Tasks to complete:
1. From the passage on Apple operating system updates for music production, reproduce the part that opens with the words containing "iOS 8 includes" and closes with "a deal breaker.)".
2. In the passage on Apple operating system updates for music production, which cross-platform inter-app platform is named as a casualty of recent mobile OS changes?
3. Continue the passage on Apple operating system updates for music production from its last sentence.
[[ Excerpt open ]]
OS: Oddly, there’s a similar repeating cycle on operating systems. Meanwhile, Apple has support at the OS level for things like inter-app audio and bluetooth MIDI on both desktop and mobile, which Windows and other mobile platforms don’t. And here we’ve reached another major OS milestone that naysayers feared would break the stuff we use. It doesn’t.

iOS 8 includes improved audio plumbing, while building on the existing foundation that supports pro audio development. (One lone casualty of recent mobile OS changes is JACK, the cross-platform inter-app platform. But as this platform was never widely adopted on Apple mobiles, and with various other options for the most common use cases it addresses, that’s hardly a deal breaker.)

OS X Yosemite, while on the surface is mostly about other features (like mobile integration), still includes enhancements to underlying frameworks and otherwise can be filed firmly under “if it ain’t broke, don’t fix it.”

Updates are still sometimes rocky for music production, but the old advice holds: don’t be an early adopter. Let the folks making your music software and hardware do the beta testing, unless you relish that responsibility yourself.
[[ Excerpt closed ]]
[[ Data records open ]]
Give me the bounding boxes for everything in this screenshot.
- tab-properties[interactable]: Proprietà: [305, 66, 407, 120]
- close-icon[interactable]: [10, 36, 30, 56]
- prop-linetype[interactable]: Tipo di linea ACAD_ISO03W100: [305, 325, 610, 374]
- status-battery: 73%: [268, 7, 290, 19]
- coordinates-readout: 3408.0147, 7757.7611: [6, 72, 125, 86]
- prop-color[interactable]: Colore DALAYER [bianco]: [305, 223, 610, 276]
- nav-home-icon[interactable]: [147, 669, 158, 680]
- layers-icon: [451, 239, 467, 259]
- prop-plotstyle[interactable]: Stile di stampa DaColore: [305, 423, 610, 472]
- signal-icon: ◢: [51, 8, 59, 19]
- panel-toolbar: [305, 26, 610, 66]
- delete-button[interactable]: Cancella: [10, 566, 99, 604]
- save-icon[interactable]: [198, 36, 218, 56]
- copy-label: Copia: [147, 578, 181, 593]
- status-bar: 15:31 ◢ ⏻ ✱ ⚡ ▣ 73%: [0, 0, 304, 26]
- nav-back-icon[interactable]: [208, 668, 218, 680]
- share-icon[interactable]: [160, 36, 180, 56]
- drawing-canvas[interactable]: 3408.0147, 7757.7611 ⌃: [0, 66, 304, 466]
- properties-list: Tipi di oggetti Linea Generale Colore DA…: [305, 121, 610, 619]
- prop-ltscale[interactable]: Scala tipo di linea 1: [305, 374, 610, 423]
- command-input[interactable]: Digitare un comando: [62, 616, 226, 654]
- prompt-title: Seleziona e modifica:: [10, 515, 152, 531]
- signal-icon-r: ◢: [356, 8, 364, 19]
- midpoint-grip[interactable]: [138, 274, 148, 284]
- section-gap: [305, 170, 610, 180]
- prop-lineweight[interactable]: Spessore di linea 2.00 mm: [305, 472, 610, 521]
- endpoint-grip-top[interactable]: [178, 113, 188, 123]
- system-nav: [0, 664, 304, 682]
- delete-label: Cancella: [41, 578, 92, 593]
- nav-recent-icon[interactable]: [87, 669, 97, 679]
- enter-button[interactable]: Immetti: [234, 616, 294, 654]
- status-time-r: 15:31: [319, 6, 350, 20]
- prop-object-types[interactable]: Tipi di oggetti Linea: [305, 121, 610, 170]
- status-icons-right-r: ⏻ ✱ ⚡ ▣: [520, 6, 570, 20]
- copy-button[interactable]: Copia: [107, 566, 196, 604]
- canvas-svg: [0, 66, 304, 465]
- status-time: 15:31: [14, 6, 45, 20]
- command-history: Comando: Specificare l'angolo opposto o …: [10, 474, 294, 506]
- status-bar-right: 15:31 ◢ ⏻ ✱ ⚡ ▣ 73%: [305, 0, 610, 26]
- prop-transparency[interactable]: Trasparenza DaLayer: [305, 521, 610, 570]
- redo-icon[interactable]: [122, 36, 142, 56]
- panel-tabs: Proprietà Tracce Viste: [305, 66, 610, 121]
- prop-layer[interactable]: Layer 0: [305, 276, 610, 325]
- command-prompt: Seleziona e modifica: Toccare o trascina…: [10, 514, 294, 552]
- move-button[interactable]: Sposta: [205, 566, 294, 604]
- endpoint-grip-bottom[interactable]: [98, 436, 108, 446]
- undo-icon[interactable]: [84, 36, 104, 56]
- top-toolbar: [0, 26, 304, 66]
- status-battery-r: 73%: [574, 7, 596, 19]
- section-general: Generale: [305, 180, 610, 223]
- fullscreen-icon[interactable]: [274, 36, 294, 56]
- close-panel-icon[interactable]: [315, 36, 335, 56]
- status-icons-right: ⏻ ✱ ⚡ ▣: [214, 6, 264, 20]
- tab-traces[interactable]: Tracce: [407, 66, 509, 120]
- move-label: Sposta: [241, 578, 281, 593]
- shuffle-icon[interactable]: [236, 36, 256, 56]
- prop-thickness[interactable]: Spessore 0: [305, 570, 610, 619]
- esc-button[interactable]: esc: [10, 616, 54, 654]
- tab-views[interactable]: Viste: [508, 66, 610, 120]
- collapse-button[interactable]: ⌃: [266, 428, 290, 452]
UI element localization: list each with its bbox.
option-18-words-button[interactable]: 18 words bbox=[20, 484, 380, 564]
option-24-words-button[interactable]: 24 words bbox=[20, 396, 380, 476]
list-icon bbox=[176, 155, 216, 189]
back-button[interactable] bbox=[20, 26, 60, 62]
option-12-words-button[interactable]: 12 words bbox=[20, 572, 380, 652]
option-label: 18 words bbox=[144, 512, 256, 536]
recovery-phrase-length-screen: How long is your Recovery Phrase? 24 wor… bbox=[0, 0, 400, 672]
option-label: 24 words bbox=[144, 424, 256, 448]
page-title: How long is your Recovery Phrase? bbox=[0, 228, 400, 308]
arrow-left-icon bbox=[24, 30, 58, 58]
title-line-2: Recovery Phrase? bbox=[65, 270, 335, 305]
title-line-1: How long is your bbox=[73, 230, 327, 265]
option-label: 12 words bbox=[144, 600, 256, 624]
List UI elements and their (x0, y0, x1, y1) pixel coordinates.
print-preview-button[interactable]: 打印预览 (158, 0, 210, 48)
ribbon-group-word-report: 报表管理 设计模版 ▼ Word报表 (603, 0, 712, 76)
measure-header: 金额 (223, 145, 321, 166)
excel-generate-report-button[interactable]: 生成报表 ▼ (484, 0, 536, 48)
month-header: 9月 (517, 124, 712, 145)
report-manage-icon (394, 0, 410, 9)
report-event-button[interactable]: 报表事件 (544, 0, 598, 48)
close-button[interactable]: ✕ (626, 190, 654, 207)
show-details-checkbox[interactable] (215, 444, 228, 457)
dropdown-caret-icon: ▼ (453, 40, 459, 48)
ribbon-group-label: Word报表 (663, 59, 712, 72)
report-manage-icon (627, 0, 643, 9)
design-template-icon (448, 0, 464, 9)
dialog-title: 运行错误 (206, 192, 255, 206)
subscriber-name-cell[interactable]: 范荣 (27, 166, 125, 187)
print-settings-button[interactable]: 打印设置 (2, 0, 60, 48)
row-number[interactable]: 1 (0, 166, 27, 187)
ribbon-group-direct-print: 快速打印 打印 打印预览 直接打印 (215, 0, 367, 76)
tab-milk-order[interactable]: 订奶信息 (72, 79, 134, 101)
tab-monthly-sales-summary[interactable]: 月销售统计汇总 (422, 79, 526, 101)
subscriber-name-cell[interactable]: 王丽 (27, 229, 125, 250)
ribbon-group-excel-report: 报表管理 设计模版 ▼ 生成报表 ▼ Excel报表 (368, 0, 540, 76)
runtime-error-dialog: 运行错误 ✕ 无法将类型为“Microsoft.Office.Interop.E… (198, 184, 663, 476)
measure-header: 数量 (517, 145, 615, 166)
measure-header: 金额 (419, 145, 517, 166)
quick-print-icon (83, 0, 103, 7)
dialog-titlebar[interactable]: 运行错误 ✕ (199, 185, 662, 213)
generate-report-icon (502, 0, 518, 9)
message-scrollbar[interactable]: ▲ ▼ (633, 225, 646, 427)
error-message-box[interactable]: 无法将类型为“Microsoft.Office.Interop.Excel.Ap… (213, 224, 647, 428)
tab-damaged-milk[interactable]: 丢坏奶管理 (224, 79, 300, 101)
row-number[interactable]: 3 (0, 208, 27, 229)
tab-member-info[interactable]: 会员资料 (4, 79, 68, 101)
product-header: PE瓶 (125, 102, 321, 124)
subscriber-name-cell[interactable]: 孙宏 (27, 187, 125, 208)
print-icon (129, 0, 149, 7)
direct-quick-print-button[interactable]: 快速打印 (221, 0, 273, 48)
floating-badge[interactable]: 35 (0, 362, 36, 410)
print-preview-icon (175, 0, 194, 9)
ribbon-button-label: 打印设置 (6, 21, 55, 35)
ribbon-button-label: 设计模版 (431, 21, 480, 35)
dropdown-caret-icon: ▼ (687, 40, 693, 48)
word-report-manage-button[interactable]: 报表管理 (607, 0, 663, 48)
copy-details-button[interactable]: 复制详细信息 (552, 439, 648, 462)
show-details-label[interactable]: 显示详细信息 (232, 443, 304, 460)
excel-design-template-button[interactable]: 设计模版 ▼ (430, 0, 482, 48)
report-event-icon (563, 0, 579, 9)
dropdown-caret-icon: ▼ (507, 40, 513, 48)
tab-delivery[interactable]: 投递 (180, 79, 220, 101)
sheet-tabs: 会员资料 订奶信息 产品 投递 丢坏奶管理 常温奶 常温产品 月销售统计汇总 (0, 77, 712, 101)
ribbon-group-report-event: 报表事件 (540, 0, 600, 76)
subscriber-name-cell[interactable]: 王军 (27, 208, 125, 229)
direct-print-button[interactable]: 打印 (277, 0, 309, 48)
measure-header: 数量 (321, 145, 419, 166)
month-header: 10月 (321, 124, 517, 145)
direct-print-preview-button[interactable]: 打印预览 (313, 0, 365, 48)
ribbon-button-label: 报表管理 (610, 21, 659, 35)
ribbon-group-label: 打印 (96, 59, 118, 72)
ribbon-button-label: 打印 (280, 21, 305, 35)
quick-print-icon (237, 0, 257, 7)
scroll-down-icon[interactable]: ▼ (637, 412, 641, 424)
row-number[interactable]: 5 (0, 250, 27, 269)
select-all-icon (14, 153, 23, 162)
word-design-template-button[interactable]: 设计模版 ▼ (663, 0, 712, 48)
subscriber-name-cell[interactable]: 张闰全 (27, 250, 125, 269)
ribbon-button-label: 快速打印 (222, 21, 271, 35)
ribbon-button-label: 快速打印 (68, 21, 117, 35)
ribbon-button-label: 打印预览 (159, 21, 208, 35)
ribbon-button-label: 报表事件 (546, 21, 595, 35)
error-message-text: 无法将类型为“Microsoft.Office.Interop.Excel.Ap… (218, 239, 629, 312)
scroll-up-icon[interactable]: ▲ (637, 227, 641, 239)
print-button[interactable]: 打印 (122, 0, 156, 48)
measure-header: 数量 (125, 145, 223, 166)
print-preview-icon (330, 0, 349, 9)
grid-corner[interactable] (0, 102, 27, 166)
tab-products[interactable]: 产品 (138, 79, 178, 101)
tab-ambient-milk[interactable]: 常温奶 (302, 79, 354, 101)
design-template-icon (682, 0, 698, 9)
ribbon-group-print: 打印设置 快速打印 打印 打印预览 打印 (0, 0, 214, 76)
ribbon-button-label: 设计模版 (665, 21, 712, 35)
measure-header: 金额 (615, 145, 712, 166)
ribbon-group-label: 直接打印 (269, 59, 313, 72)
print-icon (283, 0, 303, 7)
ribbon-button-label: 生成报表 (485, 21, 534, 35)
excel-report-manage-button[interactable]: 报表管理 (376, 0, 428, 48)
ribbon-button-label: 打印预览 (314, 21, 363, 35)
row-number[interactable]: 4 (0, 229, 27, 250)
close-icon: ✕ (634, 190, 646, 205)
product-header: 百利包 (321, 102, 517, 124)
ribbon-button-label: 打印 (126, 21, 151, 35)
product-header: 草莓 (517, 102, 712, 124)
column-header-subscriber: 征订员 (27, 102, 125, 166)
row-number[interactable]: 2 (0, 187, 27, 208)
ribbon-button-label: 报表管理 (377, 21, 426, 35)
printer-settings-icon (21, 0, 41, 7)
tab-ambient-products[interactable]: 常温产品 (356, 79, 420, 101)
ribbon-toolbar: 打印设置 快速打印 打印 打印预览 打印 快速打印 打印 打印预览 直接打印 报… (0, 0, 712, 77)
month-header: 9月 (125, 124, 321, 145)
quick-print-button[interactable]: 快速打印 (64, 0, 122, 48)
[[ Data records closed ]]
Answers by item number:
1.
iOS 8 includes improved audio plumbing, while building on the existing foundation that supports pro audio development. (One lone casualty of recent mobile OS changes is JACK, the cross-platform inter-app platform. But as this platform was never widely adopted on Apple mobiles, and with various other options for the most common use cases it addresses, that’s hardly a deal breaker.)

2. JACK

3.
Hardware. We’ve heard the “sky is falling” argument as far as Apple’s hardware. But on the mobile side, Apple is now making high-spec, fast machines. The iPad Air, for instance, is a real workhorse for audio, capable of running loads of apps at once and with processing power music developers are just beginning to exploit. Apple’s laptops, while requiring you to reach a bit into your pockets, now make terrific use of the Thunderbolt bus in ways that empowers audio applications, and have spectacularly-crisp displays. And while storage is getting expensive internally, that’s partly because Apple is shipping no-compromise, high-end SSDs.

I’ve just bought a 13″ MacBook Pro, which I think is a sweet spot on value once you have a reasonable SSD, use some external storage to supplement it, and get at least 8G of RAM.
Upgradeability is a concern, though I think it makes sense to spec the machine you want the first time. It’s more reasonable to mark off points on repairability; it’s a shame that you now have to swap out the logic board for so many repairs. (Apple assures us they’re being ecologically sensitive with those discarded parts, though I’ll leave that discussion for another forum; as far as the impact on you, AppleCare is now more important than it was before.)

As always, caveat emptor – I’d skip, for instance, the low-end iMac Apple just unveiled, as you lose too much performance and capacity for the price savings.

Again, it’s worth comparing if you are OS-agnostic, but anyone complaining about these choices might just be downright spoiled. If a PC works out to be a better value for you in the hardware you need and the software you use, go for it. (It’s a different game if you need high-end GPUs, but that’s a niche – and not particularly relevant to musicians.)

But given that there are strong PC and Mac choices, is it really worth any angst over this issue?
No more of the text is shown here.